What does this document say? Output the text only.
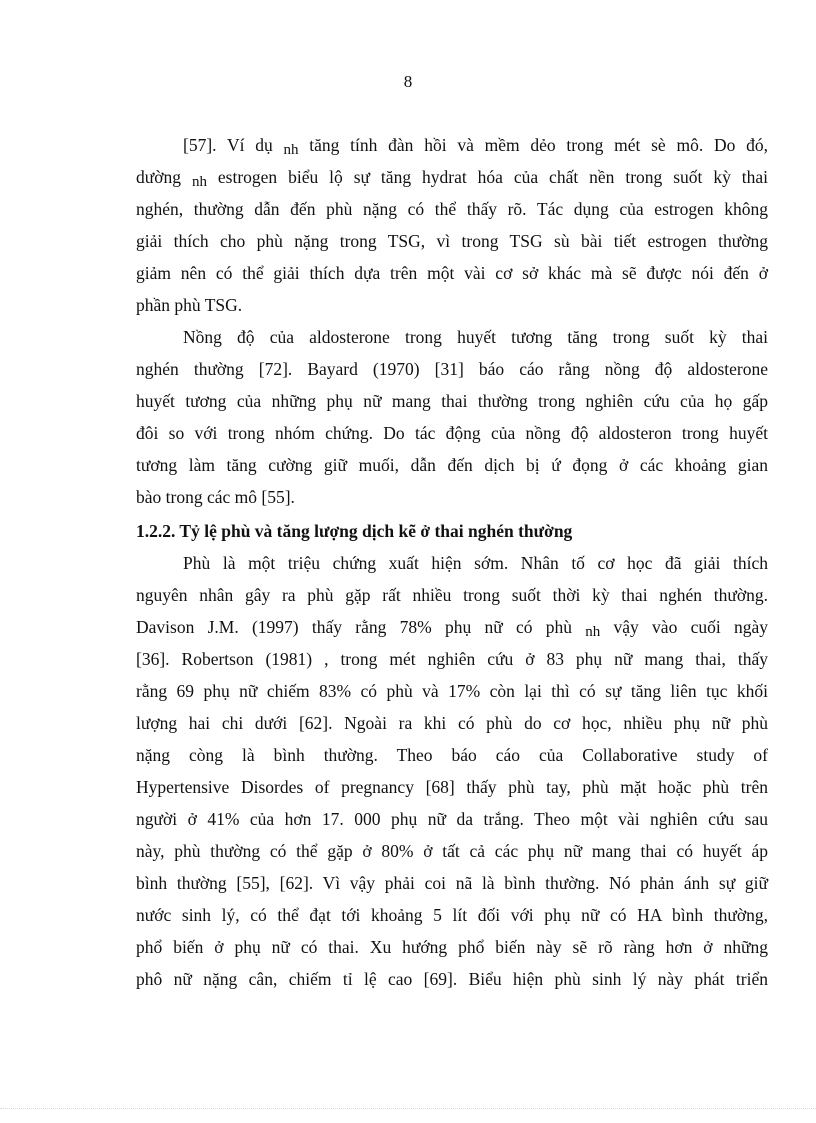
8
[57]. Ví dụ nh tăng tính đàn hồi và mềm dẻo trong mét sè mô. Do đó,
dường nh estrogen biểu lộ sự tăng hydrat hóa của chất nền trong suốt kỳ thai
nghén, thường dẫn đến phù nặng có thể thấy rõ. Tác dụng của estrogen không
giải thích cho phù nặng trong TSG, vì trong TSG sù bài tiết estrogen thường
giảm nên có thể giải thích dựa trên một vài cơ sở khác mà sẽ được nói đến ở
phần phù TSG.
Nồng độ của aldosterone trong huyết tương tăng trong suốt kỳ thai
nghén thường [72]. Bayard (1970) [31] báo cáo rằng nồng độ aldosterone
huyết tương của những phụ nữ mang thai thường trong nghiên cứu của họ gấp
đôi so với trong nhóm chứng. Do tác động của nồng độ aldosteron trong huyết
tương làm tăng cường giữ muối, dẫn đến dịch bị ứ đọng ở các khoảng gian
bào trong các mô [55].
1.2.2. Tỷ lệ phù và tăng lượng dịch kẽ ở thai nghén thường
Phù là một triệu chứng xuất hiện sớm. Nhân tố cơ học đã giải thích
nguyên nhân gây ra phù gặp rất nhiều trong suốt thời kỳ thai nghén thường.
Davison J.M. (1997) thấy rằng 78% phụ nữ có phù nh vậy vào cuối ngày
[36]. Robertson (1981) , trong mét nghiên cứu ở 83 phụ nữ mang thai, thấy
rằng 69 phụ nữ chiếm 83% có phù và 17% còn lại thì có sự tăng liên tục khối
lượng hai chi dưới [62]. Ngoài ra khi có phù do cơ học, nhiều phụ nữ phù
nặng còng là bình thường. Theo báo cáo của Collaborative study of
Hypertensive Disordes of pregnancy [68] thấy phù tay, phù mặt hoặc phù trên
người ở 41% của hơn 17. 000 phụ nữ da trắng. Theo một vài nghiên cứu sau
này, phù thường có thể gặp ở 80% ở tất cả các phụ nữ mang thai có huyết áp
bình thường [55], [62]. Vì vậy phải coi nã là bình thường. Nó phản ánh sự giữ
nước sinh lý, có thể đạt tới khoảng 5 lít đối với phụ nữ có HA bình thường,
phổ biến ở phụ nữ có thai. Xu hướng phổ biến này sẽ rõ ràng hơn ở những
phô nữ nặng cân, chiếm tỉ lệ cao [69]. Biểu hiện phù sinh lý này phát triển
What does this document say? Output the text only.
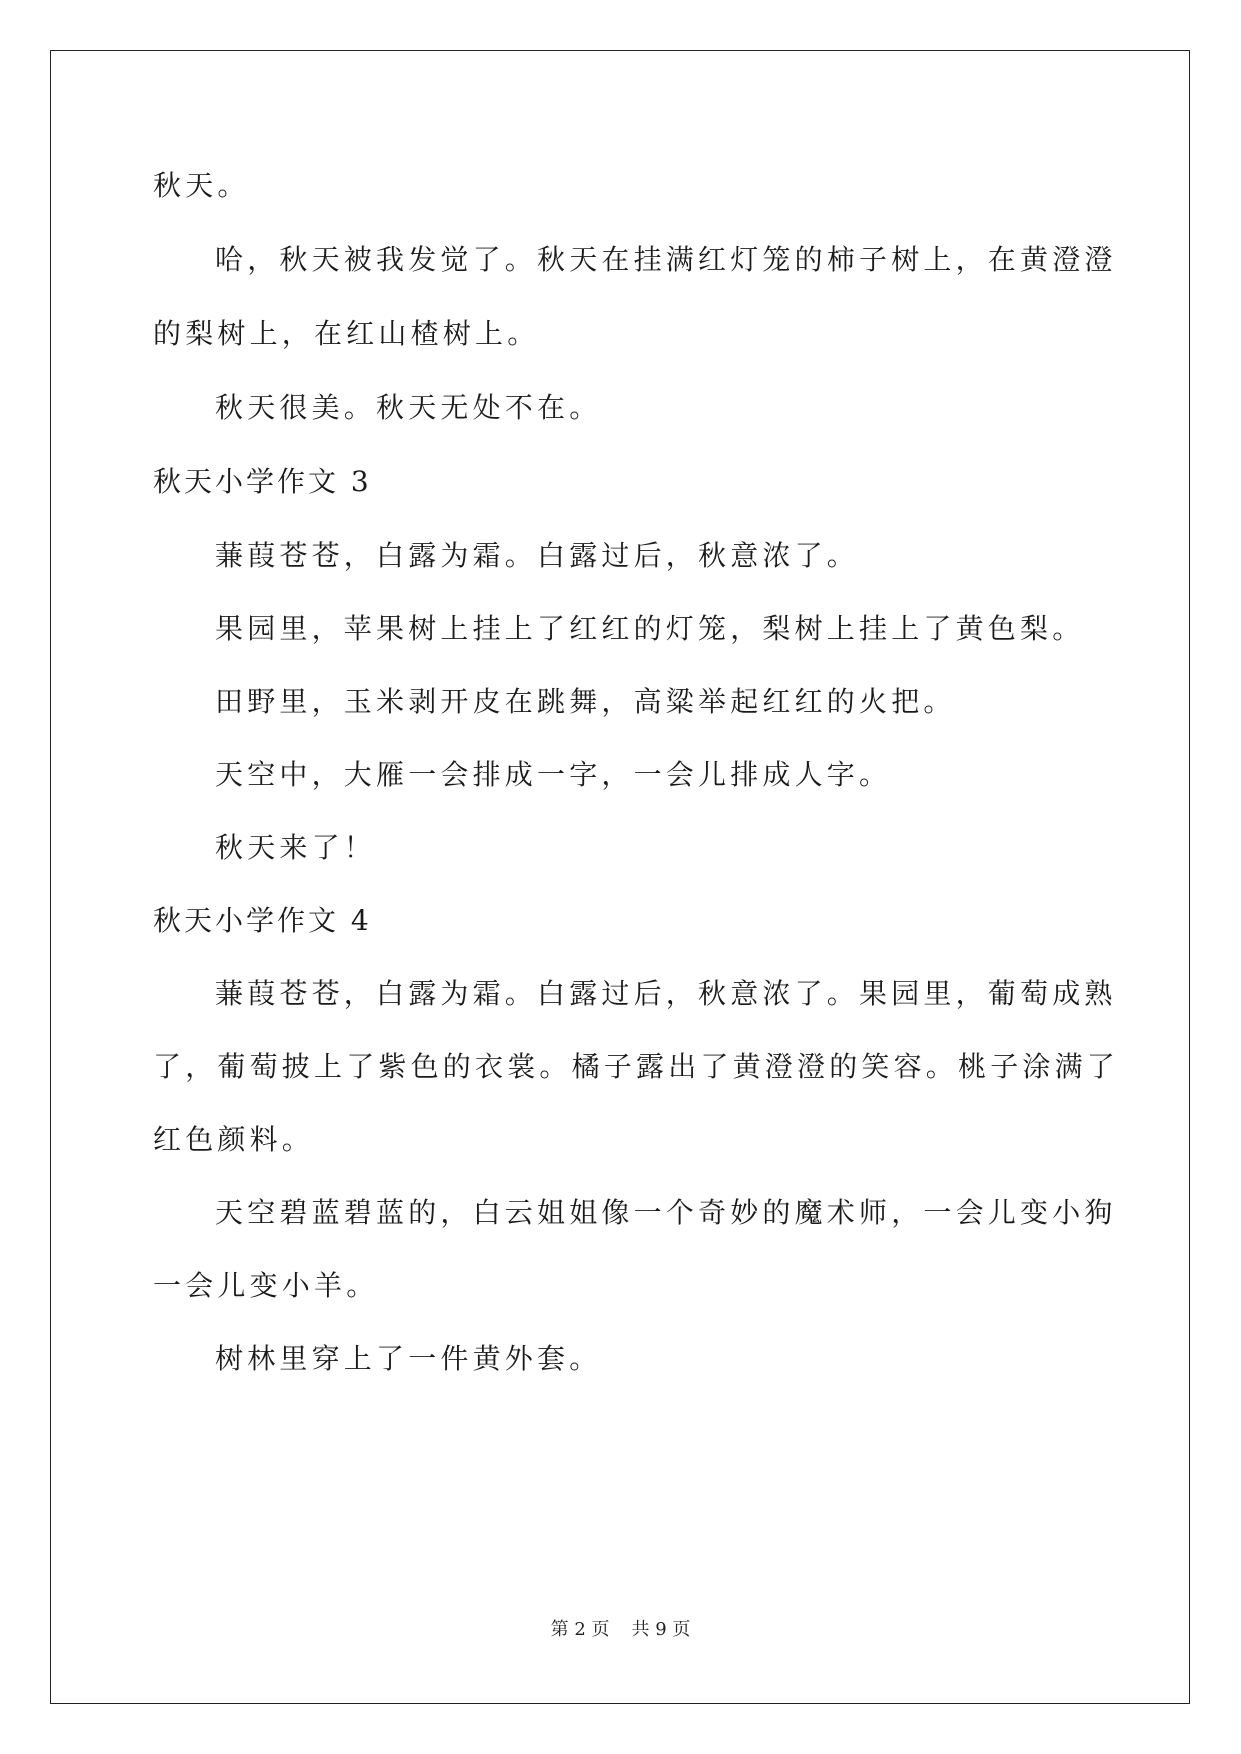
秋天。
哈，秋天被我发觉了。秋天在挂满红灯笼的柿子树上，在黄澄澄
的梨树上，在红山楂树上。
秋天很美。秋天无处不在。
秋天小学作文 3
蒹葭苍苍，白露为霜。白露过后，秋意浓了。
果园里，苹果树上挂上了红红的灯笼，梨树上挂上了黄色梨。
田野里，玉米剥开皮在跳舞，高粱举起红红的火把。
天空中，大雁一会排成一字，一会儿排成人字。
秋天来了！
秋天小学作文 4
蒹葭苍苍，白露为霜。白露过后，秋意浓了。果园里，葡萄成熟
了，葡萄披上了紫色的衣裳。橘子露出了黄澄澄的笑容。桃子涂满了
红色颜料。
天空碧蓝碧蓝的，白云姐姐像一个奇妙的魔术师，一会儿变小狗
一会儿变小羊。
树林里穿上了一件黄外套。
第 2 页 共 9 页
* * *
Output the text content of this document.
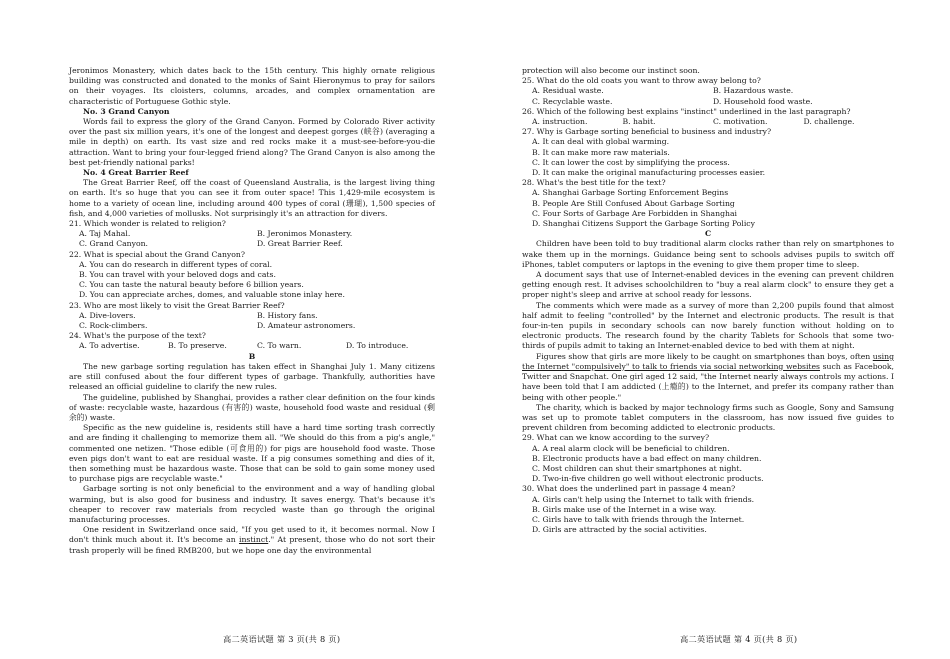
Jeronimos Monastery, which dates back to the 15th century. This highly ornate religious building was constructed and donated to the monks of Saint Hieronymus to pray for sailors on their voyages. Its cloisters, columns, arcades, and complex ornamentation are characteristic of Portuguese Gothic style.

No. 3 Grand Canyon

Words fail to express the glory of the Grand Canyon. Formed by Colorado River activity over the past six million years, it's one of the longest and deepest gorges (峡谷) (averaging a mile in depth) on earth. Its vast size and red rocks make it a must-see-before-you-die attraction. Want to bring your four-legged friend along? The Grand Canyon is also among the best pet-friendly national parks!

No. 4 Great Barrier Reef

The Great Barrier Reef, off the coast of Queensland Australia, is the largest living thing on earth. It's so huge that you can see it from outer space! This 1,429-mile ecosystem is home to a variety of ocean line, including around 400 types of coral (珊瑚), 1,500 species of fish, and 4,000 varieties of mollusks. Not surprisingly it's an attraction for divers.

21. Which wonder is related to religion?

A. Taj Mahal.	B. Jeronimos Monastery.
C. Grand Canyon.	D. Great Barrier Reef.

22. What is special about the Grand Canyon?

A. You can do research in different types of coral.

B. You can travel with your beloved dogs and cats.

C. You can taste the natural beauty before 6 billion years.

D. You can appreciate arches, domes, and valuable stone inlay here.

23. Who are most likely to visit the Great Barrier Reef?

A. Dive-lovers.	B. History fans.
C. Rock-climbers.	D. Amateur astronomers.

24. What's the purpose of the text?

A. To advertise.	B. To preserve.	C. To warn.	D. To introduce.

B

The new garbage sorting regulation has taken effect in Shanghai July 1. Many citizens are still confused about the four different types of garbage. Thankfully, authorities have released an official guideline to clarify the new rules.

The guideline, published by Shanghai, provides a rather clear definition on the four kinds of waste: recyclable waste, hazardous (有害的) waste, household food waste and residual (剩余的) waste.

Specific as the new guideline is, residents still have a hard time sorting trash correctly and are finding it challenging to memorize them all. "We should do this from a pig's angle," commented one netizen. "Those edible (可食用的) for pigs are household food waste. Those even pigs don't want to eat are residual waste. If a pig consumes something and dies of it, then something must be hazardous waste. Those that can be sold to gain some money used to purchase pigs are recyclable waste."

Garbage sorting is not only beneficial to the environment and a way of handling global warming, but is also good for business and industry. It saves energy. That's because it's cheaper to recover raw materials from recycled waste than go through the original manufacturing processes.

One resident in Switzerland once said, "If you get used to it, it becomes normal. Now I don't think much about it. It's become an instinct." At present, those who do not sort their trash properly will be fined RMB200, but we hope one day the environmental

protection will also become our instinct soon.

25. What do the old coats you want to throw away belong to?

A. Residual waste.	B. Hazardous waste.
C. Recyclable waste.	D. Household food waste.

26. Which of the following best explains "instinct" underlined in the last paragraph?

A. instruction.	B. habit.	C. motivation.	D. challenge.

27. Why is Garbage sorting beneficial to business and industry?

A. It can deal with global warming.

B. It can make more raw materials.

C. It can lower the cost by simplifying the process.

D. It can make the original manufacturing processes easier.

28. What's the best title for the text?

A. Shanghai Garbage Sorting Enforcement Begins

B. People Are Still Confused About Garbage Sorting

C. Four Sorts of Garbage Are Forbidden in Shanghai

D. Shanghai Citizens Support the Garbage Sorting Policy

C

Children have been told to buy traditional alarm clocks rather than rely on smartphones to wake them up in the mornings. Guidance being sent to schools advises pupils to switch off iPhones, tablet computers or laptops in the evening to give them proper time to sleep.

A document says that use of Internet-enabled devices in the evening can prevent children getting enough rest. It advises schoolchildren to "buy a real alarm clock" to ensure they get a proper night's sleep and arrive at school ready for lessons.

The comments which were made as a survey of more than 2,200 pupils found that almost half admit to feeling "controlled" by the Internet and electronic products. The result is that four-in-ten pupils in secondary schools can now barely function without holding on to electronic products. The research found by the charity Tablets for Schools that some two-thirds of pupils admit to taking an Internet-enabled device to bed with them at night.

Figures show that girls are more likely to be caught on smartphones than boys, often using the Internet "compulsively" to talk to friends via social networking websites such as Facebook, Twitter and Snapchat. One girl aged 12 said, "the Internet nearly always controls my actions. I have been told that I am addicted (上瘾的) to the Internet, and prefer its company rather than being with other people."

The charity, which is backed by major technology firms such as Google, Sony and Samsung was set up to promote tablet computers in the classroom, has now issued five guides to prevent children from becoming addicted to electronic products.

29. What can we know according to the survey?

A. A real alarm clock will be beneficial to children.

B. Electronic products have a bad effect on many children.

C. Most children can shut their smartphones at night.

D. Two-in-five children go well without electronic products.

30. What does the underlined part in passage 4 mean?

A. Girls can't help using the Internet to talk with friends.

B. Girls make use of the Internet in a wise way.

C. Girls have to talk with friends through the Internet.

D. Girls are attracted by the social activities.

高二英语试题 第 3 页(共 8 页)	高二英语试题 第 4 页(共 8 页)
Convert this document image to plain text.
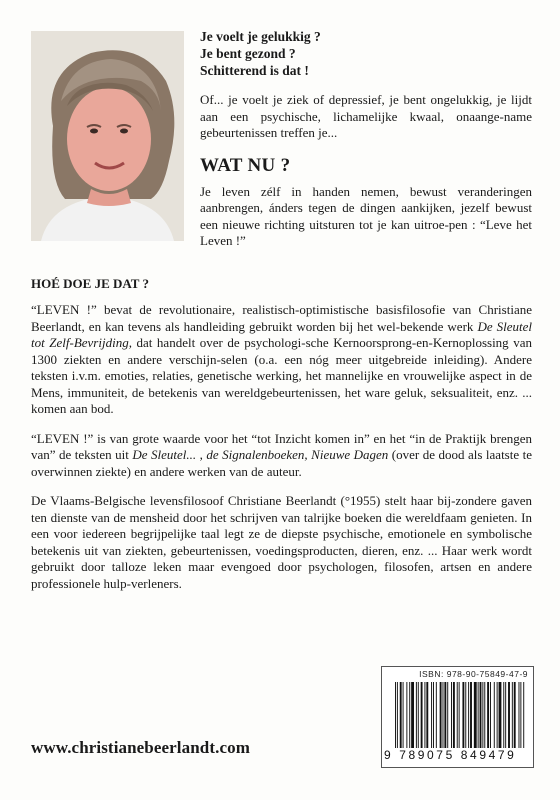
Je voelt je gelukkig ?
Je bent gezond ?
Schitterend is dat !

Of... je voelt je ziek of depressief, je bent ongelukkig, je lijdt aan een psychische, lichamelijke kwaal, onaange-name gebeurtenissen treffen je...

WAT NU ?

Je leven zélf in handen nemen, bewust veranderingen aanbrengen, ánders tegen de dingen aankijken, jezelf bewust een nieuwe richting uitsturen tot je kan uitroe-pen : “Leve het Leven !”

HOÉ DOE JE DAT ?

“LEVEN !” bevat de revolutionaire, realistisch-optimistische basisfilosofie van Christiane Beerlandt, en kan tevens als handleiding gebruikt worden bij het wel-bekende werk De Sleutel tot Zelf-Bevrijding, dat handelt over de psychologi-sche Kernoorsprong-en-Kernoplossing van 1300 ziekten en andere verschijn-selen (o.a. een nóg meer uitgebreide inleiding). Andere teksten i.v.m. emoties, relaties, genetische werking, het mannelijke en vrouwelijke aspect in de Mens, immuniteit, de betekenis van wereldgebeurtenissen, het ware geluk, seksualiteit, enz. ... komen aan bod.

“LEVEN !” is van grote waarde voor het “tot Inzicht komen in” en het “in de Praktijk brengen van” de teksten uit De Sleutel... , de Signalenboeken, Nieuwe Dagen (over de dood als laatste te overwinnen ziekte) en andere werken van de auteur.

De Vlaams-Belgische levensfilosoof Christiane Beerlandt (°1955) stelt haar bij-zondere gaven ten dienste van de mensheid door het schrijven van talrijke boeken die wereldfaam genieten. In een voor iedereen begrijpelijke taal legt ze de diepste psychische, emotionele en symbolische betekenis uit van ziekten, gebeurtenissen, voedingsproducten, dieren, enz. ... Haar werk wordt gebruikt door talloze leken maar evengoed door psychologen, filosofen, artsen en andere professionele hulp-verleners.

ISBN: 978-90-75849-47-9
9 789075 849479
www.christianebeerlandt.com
--
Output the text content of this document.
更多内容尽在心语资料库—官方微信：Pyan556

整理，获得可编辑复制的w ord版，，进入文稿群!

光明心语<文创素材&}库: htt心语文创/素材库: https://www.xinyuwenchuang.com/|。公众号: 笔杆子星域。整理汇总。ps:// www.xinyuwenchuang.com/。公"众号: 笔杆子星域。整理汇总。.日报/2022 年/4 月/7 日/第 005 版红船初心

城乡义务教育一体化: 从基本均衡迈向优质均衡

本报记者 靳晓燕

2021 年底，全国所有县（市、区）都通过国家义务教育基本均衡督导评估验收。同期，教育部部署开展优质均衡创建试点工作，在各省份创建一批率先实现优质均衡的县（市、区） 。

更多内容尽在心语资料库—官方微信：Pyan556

Stated task:
Pull out every line of the entries that includes the word "mang".

Full output:
huyết tương của những phụ nữ mang thai thường trong nghiên cứu của họ gấp
[36]. Robertson (1981) , trong mét nghiên cứu ở 83 phụ nữ mang thai, thấy
này, phù thường có thể gặp ở 80% ở tất cả các phụ nữ mang thai có huyết áp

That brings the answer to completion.